- WORKING DATA -
(begin)

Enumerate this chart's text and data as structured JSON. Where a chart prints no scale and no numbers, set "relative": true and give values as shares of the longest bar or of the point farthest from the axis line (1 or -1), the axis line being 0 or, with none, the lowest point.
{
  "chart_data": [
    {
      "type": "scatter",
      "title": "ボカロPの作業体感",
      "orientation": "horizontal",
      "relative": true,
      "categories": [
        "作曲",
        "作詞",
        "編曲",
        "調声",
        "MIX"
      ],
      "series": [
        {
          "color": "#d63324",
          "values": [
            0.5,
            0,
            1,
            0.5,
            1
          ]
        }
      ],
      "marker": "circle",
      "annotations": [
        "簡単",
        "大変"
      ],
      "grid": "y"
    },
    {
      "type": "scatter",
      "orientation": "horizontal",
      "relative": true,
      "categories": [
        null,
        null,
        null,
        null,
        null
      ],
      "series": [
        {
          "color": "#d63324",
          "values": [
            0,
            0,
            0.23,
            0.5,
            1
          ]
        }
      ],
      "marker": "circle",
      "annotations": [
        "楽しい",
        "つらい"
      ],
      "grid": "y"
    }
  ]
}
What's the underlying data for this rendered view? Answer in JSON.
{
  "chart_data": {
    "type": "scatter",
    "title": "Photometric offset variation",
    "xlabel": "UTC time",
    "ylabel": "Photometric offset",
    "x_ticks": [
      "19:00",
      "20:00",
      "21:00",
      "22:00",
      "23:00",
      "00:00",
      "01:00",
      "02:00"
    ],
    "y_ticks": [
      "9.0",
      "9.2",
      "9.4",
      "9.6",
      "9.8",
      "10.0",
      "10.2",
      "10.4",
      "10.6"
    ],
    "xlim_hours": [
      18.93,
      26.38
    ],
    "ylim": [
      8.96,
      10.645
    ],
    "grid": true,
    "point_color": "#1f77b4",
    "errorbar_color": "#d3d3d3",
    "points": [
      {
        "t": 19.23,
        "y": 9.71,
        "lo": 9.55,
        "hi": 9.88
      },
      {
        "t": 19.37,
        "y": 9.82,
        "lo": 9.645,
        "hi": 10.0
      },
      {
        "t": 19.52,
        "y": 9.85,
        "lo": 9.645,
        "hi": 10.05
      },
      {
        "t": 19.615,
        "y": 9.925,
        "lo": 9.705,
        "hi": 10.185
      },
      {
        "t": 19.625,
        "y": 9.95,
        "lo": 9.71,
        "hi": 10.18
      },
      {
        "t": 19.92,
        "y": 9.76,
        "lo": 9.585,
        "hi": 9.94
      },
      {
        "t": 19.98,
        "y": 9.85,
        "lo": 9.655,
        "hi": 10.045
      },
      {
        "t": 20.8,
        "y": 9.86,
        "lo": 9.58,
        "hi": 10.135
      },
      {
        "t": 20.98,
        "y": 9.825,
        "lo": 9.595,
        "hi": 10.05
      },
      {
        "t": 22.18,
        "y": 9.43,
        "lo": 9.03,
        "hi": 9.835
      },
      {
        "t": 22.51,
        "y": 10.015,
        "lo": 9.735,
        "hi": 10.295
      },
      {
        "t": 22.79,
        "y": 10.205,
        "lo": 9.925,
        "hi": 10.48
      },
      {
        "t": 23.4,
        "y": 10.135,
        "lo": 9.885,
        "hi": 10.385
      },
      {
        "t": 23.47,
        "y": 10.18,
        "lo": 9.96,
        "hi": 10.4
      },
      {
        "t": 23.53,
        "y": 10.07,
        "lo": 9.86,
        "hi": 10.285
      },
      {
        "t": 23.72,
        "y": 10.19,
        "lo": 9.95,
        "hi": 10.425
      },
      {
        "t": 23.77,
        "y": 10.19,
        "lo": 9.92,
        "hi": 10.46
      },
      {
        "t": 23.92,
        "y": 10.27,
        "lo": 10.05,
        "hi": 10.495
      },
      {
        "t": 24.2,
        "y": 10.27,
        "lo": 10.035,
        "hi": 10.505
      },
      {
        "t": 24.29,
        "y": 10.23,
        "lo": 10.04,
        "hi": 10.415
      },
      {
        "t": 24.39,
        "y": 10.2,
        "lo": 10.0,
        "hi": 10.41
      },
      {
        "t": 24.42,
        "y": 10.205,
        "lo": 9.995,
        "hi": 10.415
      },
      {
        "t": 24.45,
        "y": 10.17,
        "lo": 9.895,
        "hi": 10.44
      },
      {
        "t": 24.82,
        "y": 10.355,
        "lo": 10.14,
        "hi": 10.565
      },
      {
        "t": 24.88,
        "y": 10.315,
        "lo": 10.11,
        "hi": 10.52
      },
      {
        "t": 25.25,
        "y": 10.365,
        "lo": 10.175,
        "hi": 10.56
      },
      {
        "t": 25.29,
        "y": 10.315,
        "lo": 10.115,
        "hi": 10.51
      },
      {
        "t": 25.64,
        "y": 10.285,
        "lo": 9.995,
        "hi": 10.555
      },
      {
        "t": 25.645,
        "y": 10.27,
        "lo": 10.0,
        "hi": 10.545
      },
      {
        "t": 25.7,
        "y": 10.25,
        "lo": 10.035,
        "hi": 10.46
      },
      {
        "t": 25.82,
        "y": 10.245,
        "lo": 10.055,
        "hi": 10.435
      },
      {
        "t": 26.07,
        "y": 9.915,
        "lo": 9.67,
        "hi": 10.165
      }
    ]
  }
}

(end)

- TASK BRIEF -
Sift the material for lines with the string "Photometric". Copy each one found.

- RESPONSE BELOW -
    "title": "Photometric offset variation",
    "ylabel": "Photometric offset",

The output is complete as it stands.